CONSEGNA 1 —
Elenca tutte le persone reali citate per nome nel brano su Avengers: Endgame.
CONSEGNA 2 —
Stabilisci se le seguenti affermazioni concordano con il brano su Avengers: Endgame, rispondendo sì o no e citando le parole decisive del brano: (a) il film è il ventiduesimo basato sul gruppo dei Vendicatori; (b) il film apre la fase tre del Marvel Cinematic Universe; (c) la piattaforma Disney+ è già attiva negli Stati Uniti.
CONSEGNA 3 —
Prosegui il brano su Avengers: Endgame a partire dal punto in cui si interrompe.

#### TESTO DI PARTENZA ####

Avengers: Endgame (2019)

Parlare di Avengers: Endgame (2019) presuppone una consapevolezza ben precisa ed una considerazione di fondo. Queste due premesse vogliono far distinguere questo scritto sia dalle “recensioni” supponenti e falsamente colte di chi, con la puzza sotto il naso, considera questo film come un polpettone; sia dai giudizi “inseriti nel sistema”, senza capire il contesto generale.

La consapevolezza riguarda una serietà critica difficile da avere di fronte a tali film, che vengono di solito snobbati e giudicati minori rispetto all’altro cinema, d’autore o comunque inserito in una temperie culturale ben radicata. E’ giusto invece analizzare Avengers: Endgame con gli stessi strumenti che usa abitualmente un “critico cinematografico”. É dunque il 22° film basato sul gruppo di supereroi dei Vendicatori della Marvel Comics, risultato di un lavoro di sceneggiatura di Steven McFeely e Christopher Markus, sotto l’egida del produttore Kevin Feige e grazie alla regia dei fratelli Joe e Anthony Russo, i registi di Captain America: the Winter Soldier (2014), Ant-Man (2015), Captain America: Civil War (2016) e Avengers: Infinity War (2018). Il film targato Disney e Marvel Studios chiude la fase tre del Marvel Cinematic Universe, ovvero la cosiddetta Saga dell’Infinito. Questo tipo di cinema, basato su una sceneggiatura all’americana, ovvero come un prodotto matematico che misceli perfettamente elementi prestabiliti, tematiche preordinate e tempi di climax ad orologeria, va considerato e giudicato.

La considerazione di fondo mi fa dire al contrario che Avengers: Endgame non è cinema, nel senso che fa parte di un progetto che si estende oltre il cinema e passa per la televisione, non solo attraverso la serie tv, come per esempio Daredevil o Agents of SHIELD, ma anche tramite la nuova piattaforma di distribuzione digitale Disney+ che esordirà a fine anno negli Stati Uniti. Tutto ciò influisce direttamente nella strategia che sta alla base del film, come del resto prepara la fase futura che comincerà con Spider-Man: Far from Home. Non è un caso che nel plot di Avengers: Infinity War Iron Man aveva, seppur scherzosamente, promosso l’Uomo Ragno al rango di Vendicatore. Tutto è dunque legato a scelte editoriali, politiche e di marketing che stanno al di sopra della narrazione cinematografica, ma anche delle teorie, congetture, leak ed anticipazioni degli appassionati del web. Per questo il gioco degli spoiler, che sembra lo sport preferito degli spettatori, mi risulta irritante, come se il finale di un film possa essere fondamentale e non il pensiero che sottintende un’opera, il modo come un’idea si dipani e come delle tematiche vengano veicolate e inoculate come un “grande fratello” che controlla dei piccoli ed ingenui “fratellini”.

#### ESTRATTI DEI RECORD ####

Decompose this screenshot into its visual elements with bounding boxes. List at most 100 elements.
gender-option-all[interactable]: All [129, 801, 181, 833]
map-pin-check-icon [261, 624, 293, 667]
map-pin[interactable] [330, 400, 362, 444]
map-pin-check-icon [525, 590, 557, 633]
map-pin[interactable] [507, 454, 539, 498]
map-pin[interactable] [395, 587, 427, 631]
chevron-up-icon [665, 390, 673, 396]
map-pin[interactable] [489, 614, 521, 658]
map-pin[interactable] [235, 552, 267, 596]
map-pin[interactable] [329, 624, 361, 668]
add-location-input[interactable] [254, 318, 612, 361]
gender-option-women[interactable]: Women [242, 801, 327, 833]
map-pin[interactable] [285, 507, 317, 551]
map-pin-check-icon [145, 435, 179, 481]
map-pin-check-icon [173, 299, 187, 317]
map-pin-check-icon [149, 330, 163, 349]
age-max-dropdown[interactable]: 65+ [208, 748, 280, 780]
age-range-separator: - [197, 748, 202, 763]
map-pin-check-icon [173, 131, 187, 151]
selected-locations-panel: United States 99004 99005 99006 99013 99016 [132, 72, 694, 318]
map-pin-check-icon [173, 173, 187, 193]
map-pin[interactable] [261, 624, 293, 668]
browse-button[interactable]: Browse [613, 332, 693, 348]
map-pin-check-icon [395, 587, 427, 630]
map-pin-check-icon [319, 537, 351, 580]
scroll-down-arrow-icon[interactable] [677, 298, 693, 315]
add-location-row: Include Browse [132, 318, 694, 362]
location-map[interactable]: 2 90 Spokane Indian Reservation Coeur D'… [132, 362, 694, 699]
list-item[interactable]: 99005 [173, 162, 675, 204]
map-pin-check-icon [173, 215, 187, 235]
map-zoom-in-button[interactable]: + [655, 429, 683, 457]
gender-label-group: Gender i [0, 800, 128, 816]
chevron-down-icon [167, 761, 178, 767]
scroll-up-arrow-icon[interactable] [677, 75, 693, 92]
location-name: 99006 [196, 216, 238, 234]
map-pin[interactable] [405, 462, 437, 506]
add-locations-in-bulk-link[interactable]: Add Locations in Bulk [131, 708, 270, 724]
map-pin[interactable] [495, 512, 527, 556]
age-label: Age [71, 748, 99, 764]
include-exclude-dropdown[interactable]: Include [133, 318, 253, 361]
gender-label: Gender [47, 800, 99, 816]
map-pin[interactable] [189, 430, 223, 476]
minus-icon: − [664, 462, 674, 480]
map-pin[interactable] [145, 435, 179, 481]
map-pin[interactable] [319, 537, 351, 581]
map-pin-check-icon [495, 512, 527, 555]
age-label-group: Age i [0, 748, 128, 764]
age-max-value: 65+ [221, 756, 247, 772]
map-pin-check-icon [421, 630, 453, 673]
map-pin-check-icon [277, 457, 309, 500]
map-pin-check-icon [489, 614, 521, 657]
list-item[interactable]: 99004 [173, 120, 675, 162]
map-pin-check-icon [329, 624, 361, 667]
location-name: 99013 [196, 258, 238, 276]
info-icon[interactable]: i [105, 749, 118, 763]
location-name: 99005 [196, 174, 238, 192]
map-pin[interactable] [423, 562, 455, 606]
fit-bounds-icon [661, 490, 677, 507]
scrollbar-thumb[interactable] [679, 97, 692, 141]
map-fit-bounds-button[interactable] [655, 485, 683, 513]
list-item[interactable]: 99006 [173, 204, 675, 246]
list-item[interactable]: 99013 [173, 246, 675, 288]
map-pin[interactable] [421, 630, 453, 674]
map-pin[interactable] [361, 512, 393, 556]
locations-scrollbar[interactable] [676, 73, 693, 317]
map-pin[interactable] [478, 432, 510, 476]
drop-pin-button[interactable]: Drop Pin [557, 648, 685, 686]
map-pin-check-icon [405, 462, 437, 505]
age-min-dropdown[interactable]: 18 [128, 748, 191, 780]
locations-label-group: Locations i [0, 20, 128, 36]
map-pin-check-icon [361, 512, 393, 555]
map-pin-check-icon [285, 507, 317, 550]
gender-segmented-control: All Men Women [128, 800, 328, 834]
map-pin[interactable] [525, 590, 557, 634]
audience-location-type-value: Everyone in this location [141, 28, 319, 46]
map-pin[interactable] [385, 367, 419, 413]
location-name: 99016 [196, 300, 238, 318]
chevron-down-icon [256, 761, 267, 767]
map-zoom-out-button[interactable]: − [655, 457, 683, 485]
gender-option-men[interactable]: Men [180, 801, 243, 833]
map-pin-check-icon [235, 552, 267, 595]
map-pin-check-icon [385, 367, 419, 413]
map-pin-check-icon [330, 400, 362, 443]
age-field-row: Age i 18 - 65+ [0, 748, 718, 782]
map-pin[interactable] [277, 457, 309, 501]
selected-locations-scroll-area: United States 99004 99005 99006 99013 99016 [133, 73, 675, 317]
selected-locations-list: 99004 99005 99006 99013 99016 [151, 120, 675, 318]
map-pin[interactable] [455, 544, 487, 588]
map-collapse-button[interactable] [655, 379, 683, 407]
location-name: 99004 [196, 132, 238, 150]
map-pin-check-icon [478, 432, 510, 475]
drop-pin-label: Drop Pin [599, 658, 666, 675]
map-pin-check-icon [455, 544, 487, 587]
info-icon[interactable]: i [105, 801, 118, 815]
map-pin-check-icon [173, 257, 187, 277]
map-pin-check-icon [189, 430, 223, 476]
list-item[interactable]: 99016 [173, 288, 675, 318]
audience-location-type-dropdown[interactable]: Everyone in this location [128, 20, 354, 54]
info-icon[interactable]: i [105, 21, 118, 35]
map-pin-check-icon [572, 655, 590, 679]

####

RISPOSTA 1 —
Steven McFeely, Christopher Markus, Kevin Feige, Joe Russo, Anthony Russo

RISPOSTA 2 —
(a) Sì: «É dunque il 22° film basato sul gruppo di supereroi dei Vendicatori della Marvel Comics»
(b) No: «chiude la fase tre del Marvel Cinematic Universe»
(c) No: «che esordirà a fine anno negli Stati Uniti»

RISPOSTA 3 —
Detto ciò risulta interessante notare che Avengers: Endgame inizi esattamente dove finiva il precedente Avengers: Infinity War. L’ universo è stato mutilato dallo schiocco di Thanos e i Vendicatori rimasti, forti della potente Captain Marvel, decidono di andarsi a riprendere le gemme dell’infinito per annullare la tragedia. Tutta la vicenda che si dipana nelle tre ore di durata del film ha il pregio di non perdersi in gag sbilanciate come accade in molti di questi film, o in momenti di fanservice commerciali. Ci sono invece degli omaggi e dei riferimenti pensati per i fedeli spettatori che hanno vissuto l’evoluzione di questo universo cinematografico. Soprattutto riguardano i personaggi di Captain America e di Ant-man, perché i registi hanno curato precedentemente questo versante, ma anche su Hulk, Iron Man, Nebula e gli altri.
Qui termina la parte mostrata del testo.